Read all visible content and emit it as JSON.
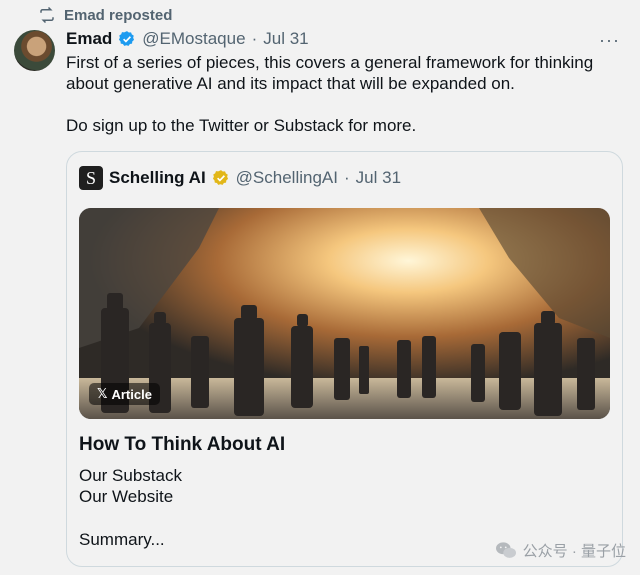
{
  "repost": {
    "label": "Emad reposted"
  },
  "tweet": {
    "author_name": "Emad",
    "handle": "@EMostaque",
    "separator": "·",
    "date": "Jul 31",
    "more": "···",
    "paragraphs": [
      "First of a series of pieces, this covers a general framework for thinking about generative AI and its impact that will be expanded on.",
      "Do sign up to the Twitter or Substack for more."
    ]
  },
  "quote": {
    "avatar_letter": "S",
    "author_name": "Schelling AI",
    "handle": "@SchellingAI",
    "separator": "·",
    "date": "Jul 31",
    "article": {
      "badge": "Article",
      "title": "How To Think About AI",
      "links": [
        "Our Substack",
        "Our Website"
      ],
      "summary": "Summary..."
    }
  },
  "watermark": {
    "text": "公众号 · 量子位"
  },
  "colors": {
    "background": "#f2f2f2",
    "verified_blue": "#1d9bf0",
    "verified_gold": "#e2b719",
    "secondary_text": "#536471"
  }
}
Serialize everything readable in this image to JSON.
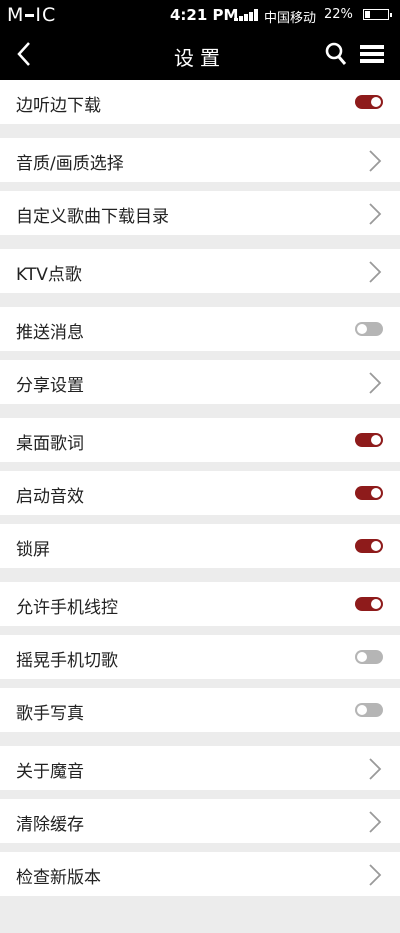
{
  "statusbar": {
    "logo_left": "M",
    "logo_right": "IC",
    "time": "4:21 PM",
    "carrier": "中国移动",
    "battery": "22%"
  },
  "header": {
    "title": "设置"
  },
  "colors": {
    "accent": "#8e1b1b",
    "toggle_off": "#b5b5b5",
    "background": "#ececec"
  },
  "settings": [
    {
      "label": "边听边下载",
      "type": "toggle",
      "on": true
    },
    {
      "label": "音质/画质选择",
      "type": "link"
    },
    {
      "label": "自定义歌曲下载目录",
      "type": "link"
    },
    {
      "label": "KTV点歌",
      "type": "link"
    },
    {
      "label": "推送消息",
      "type": "toggle",
      "on": false
    },
    {
      "label": "分享设置",
      "type": "link"
    },
    {
      "label": "桌面歌词",
      "type": "toggle",
      "on": true
    },
    {
      "label": "启动音效",
      "type": "toggle",
      "on": true
    },
    {
      "label": "锁屏",
      "type": "toggle",
      "on": true
    },
    {
      "label": "允许手机线控",
      "type": "toggle",
      "on": true
    },
    {
      "label": "摇晃手机切歌",
      "type": "toggle",
      "on": false
    },
    {
      "label": "歌手写真",
      "type": "toggle",
      "on": false
    },
    {
      "label": "关于魔音",
      "type": "link"
    },
    {
      "label": "清除缓存",
      "type": "link"
    },
    {
      "label": "检查新版本",
      "type": "link"
    }
  ]
}
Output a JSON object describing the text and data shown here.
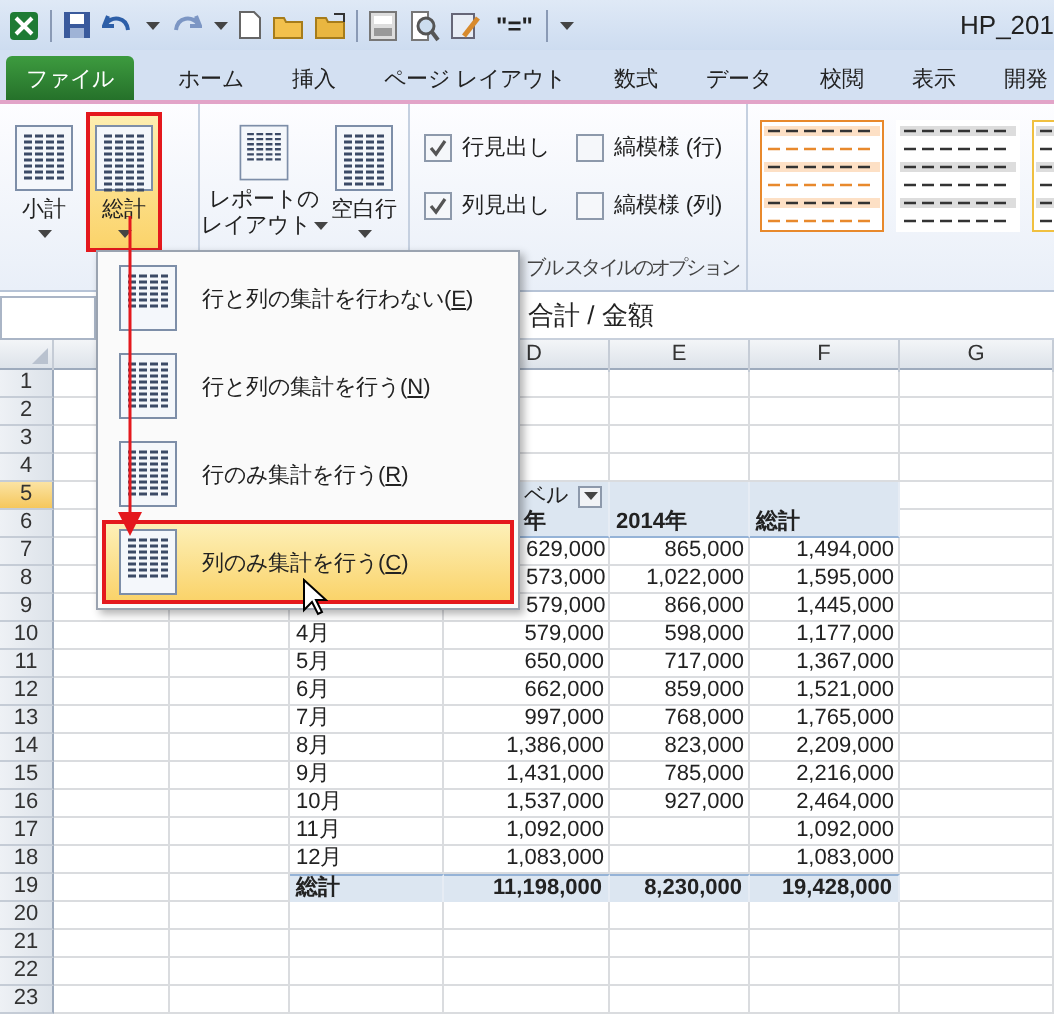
{
  "window": {
    "title": "HP_201",
    "formula_button": "\"=\""
  },
  "tabs": [
    {
      "label": "ファイル",
      "selected": true,
      "kind": "file"
    },
    {
      "label": "ホーム",
      "selected": false,
      "kind": "tab"
    },
    {
      "label": "挿入",
      "selected": false,
      "kind": "tab"
    },
    {
      "label": "ページ レイアウト",
      "selected": false,
      "kind": "tab"
    },
    {
      "label": "数式",
      "selected": false,
      "kind": "tab"
    },
    {
      "label": "データ",
      "selected": false,
      "kind": "tab"
    },
    {
      "label": "校閲",
      "selected": false,
      "kind": "tab"
    },
    {
      "label": "表示",
      "selected": false,
      "kind": "tab"
    },
    {
      "label": "開発",
      "selected": false,
      "kind": "tab"
    }
  ],
  "ribbon": {
    "buttons": [
      {
        "label": "小計",
        "selected": false
      },
      {
        "label": "総計",
        "selected": true
      },
      {
        "label_lines": [
          "レポートの",
          "レイアウト"
        ],
        "selected": false
      },
      {
        "label": "空白行",
        "selected": false
      }
    ],
    "checkboxes": [
      {
        "label": "行見出し",
        "checked": true
      },
      {
        "label": "縞模様 (行)",
        "checked": false
      },
      {
        "label": "列見出し",
        "checked": true
      },
      {
        "label": "縞模様 (列)",
        "checked": false
      }
    ],
    "group_label": "ブル スタイルのオプション"
  },
  "menu": {
    "items": [
      {
        "text": "行と列の集計を行わない(",
        "accel": "E",
        "after": ")",
        "selected": false
      },
      {
        "text": "行と列の集計を行う(",
        "accel": "N",
        "after": ")",
        "selected": false
      },
      {
        "text": "行のみ集計を行う(",
        "accel": "R",
        "after": ")",
        "selected": false
      },
      {
        "text": "列のみ集計を行う(",
        "accel": "C",
        "after": ")",
        "selected": true
      }
    ]
  },
  "formula_bar": {
    "value": "合計 / 金額"
  },
  "sheet": {
    "columns": [
      "D",
      "E",
      "F",
      "G"
    ],
    "rows": [
      {
        "number": "1",
        "selected": false,
        "kind": "empty"
      },
      {
        "number": "2",
        "selected": false,
        "kind": "empty"
      },
      {
        "number": "3",
        "selected": false,
        "kind": "empty"
      },
      {
        "number": "4",
        "selected": false,
        "kind": "empty"
      },
      {
        "number": "5",
        "selected": true,
        "kind": "filter",
        "d": "ベル"
      },
      {
        "number": "6",
        "selected": false,
        "kind": "header",
        "d": "年",
        "e": "2014年",
        "f": "総計"
      },
      {
        "number": "7",
        "selected": false,
        "kind": "data",
        "d": "629,000",
        "e": "865,000",
        "f": "1,494,000"
      },
      {
        "number": "8",
        "selected": false,
        "kind": "data",
        "d": "573,000",
        "e": "1,022,000",
        "f": "1,595,000"
      },
      {
        "number": "9",
        "selected": false,
        "kind": "data",
        "d": "579,000",
        "e": "866,000",
        "f": "1,445,000"
      },
      {
        "number": "10",
        "selected": false,
        "kind": "data",
        "c": "4月",
        "d": "579,000",
        "e": "598,000",
        "f": "1,177,000"
      },
      {
        "number": "11",
        "selected": false,
        "kind": "data",
        "c": "5月",
        "d": "650,000",
        "e": "717,000",
        "f": "1,367,000"
      },
      {
        "number": "12",
        "selected": false,
        "kind": "data",
        "c": "6月",
        "d": "662,000",
        "e": "859,000",
        "f": "1,521,000"
      },
      {
        "number": "13",
        "selected": false,
        "kind": "data",
        "c": "7月",
        "d": "997,000",
        "e": "768,000",
        "f": "1,765,000"
      },
      {
        "number": "14",
        "selected": false,
        "kind": "data",
        "c": "8月",
        "d": "1,386,000",
        "e": "823,000",
        "f": "2,209,000"
      },
      {
        "number": "15",
        "selected": false,
        "kind": "data",
        "c": "9月",
        "d": "1,431,000",
        "e": "785,000",
        "f": "2,216,000"
      },
      {
        "number": "16",
        "selected": false,
        "kind": "data",
        "c": "10月",
        "d": "1,537,000",
        "e": "927,000",
        "f": "2,464,000"
      },
      {
        "number": "17",
        "selected": false,
        "kind": "data",
        "c": "11月",
        "d": "1,092,000",
        "f": "1,092,000"
      },
      {
        "number": "18",
        "selected": false,
        "kind": "data",
        "c": "12月",
        "d": "1,083,000",
        "f": "1,083,000"
      },
      {
        "number": "19",
        "selected": false,
        "kind": "total",
        "c": "総計",
        "d": "11,198,000",
        "e": "8,230,000",
        "f": "19,428,000"
      },
      {
        "number": "20",
        "selected": false,
        "kind": "empty"
      },
      {
        "number": "21",
        "selected": false,
        "kind": "empty"
      },
      {
        "number": "22",
        "selected": false,
        "kind": "empty"
      },
      {
        "number": "23",
        "selected": false,
        "kind": "empty"
      }
    ]
  }
}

★ ★ ★

▶ **SET TASK**:
Give back the entries verbatim. Do not include any picture.

▶ **ANSWER TO THIS EXERCISE**:
Read all visible content and emit it as JSON.
{
  "repost": {
    "label": "Emad reposted"
  },
  "tweet": {
    "author_name": "Emad",
    "handle": "@EMostaque",
    "separator": "·",
    "date": "Jul 31",
    "more": "···",
    "paragraphs": [
      "First of a series of pieces, this covers a general framework for thinking about generative AI and its impact that will be expanded on.",
      "Do sign up to the Twitter or Substack for more."
    ]
  },
  "quote": {
    "avatar_letter": "S",
    "author_name": "Schelling AI",
    "handle": "@SchellingAI",
    "separator": "·",
    "date": "Jul 31",
    "article": {
      "badge": "Article",
      "title": "How To Think About AI",
      "links": [
        "Our Substack",
        "Our Website"
      ],
      "summary": "Summary..."
    }
  },
  "watermark": {
    "text": "公众号 · 量子位"
  },
  "colors": {
    "background": "#f2f2f2",
    "verified_blue": "#1d9bf0",
    "verified_gold": "#e2b719",
    "secondary_text": "#536471"
  }
}
Serialize everything readable in this image to JSON.
{
  "statusbar": {
    "logo_left": "M",
    "logo_right": "IC",
    "time": "4:21 PM",
    "carrier": "中国移动",
    "battery": "22%"
  },
  "header": {
    "title": "设置"
  },
  "colors": {
    "accent": "#8e1b1b",
    "toggle_off": "#b5b5b5",
    "background": "#ececec"
  },
  "settings": [
    {
      "label": "边听边下载",
      "type": "toggle",
      "on": true
    },
    {
      "label": "音质/画质选择",
      "type": "link"
    },
    {
      "label": "自定义歌曲下载目录",
      "type": "link"
    },
    {
      "label": "KTV点歌",
      "type": "link"
    },
    {
      "label": "推送消息",
      "type": "toggle",
      "on": false
    },
    {
      "label": "分享设置",
      "type": "link"
    },
    {
      "label": "桌面歌词",
      "type": "toggle",
      "on": true
    },
    {
      "label": "启动音效",
      "type": "toggle",
      "on": true
    },
    {
      "label": "锁屏",
      "type": "toggle",
      "on": true
    },
    {
      "label": "允许手机线控",
      "type": "toggle",
      "on": true
    },
    {
      "label": "摇晃手机切歌",
      "type": "toggle",
      "on": false
    },
    {
      "label": "歌手写真",
      "type": "toggle",
      "on": false
    },
    {
      "label": "关于魔音",
      "type": "link"
    },
    {
      "label": "清除缓存",
      "type": "link"
    },
    {
      "label": "检查新版本",
      "type": "link"
    }
  ]
}
Output a JSON object describing the text and data shown here.
{
  "window": {
    "title": "HP_201",
    "formula_button": "\"=\""
  },
  "tabs": [
    {
      "label": "ファイル",
      "selected": true,
      "kind": "file"
    },
    {
      "label": "ホーム",
      "selected": false,
      "kind": "tab"
    },
    {
      "label": "挿入",
      "selected": false,
      "kind": "tab"
    },
    {
      "label": "ページ レイアウト",
      "selected": false,
      "kind": "tab"
    },
    {
      "label": "数式",
      "selected": false,
      "kind": "tab"
    },
    {
      "label": "データ",
      "selected": false,
      "kind": "tab"
    },
    {
      "label": "校閲",
      "selected": false,
      "kind": "tab"
    },
    {
      "label": "表示",
      "selected": false,
      "kind": "tab"
    },
    {
      "label": "開発",
      "selected": false,
      "kind": "tab"
    }
  ],
  "ribbon": {
    "buttons": [
      {
        "label": "小計",
        "selected": false
      },
      {
        "label": "総計",
        "selected": true
      },
      {
        "label_lines": [
          "レポートの",
          "レイアウト"
        ],
        "selected": false
      },
      {
        "label": "空白行",
        "selected": false
      }
    ],
    "checkboxes": [
      {
        "label": "行見出し",
        "checked": true
      },
      {
        "label": "縞模様 (行)",
        "checked": false
      },
      {
        "label": "列見出し",
        "checked": true
      },
      {
        "label": "縞模様 (列)",
        "checked": false
      }
    ],
    "group_label": "ブル スタイルのオプション"
  },
  "menu": {
    "items": [
      {
        "text": "行と列の集計を行わない(",
        "accel": "E",
        "after": ")",
        "selected": false
      },
      {
        "text": "行と列の集計を行う(",
        "accel": "N",
        "after": ")",
        "selected": false
      },
      {
        "text": "行のみ集計を行う(",
        "accel": "R",
        "after": ")",
        "selected": false
      },
      {
        "text": "列のみ集計を行う(",
        "accel": "C",
        "after": ")",
        "selected": true
      }
    ]
  },
  "formula_bar": {
    "value": "合計 / 金額"
  },
  "sheet": {
    "columns": [
      "D",
      "E",
      "F",
      "G"
    ],
    "rows": [
      {
        "number": "1",
        "selected": false,
        "kind": "empty"
      },
      {
        "number": "2",
        "selected": false,
        "kind": "empty"
      },
      {
        "number": "3",
        "selected": false,
        "kind": "empty"
      },
      {
        "number": "4",
        "selected": false,
        "kind": "empty"
      },
      {
        "number": "5",
        "selected": true,
        "kind": "filter",
        "d": "ベル"
      },
      {
        "number": "6",
        "selected": false,
        "kind": "header",
        "d": "年",
        "e": "2014年",
        "f": "総計"
      },
      {
        "number": "7",
        "selected": false,
        "kind": "data",
        "d": "629,000",
        "e": "865,000",
        "f": "1,494,000"
      },
      {
        "number": "8",
        "selected": false,
        "kind": "data",
        "d": "573,000",
        "e": "1,022,000",
        "f": "1,595,000"
      },
      {
        "number": "9",
        "selected": false,
        "kind": "data",
        "d": "579,000",
        "e": "866,000",
        "f": "1,445,000"
      },
      {
        "number": "10",
        "selected": false,
        "kind": "data",
        "c": "4月",
        "d": "579,000",
        "e": "598,000",
        "f": "1,177,000"
      },
      {
        "number": "11",
        "selected": false,
        "kind": "data",
        "c": "5月",
        "d": "650,000",
        "e": "717,000",
        "f": "1,367,000"
      },
      {
        "number": "12",
        "selected": false,
        "kind": "data",
        "c": "6月",
        "d": "662,000",
        "e": "859,000",
        "f": "1,521,000"
      },
      {
        "number": "13",
        "selected": false,
        "kind": "data",
        "c": "7月",
        "d": "997,000",
        "e": "768,000",
        "f": "1,765,000"
      },
      {
        "number": "14",
        "selected": false,
        "kind": "data",
        "c": "8月",
        "d": "1,386,000",
        "e": "823,000",
        "f": "2,209,000"
      },
      {
        "number": "15",
        "selected": false,
        "kind": "data",
        "c": "9月",
        "d": "1,431,000",
        "e": "785,000",
        "f": "2,216,000"
      },
      {
        "number": "16",
        "selected": false,
        "kind": "data",
        "c": "10月",
        "d": "1,537,000",
        "e": "927,000",
        "f": "2,464,000"
      },
      {
        "number": "17",
        "selected": false,
        "kind": "data",
        "c": "11月",
        "d": "1,092,000",
        "f": "1,092,000"
      },
      {
        "number": "18",
        "selected": false,
        "kind": "data",
        "c": "12月",
        "d": "1,083,000",
        "f": "1,083,000"
      },
      {
        "number": "19",
        "selected": false,
        "kind": "total",
        "c": "総計",
        "d": "11,198,000",
        "e": "8,230,000",
        "f": "19,428,000"
      },
      {
        "number": "20",
        "selected": false,
        "kind": "empty"
      },
      {
        "number": "21",
        "selected": false,
        "kind": "empty"
      },
      {
        "number": "22",
        "selected": false,
        "kind": "empty"
      },
      {
        "number": "23",
        "selected": false,
        "kind": "empty"
      }
    ]
  }
}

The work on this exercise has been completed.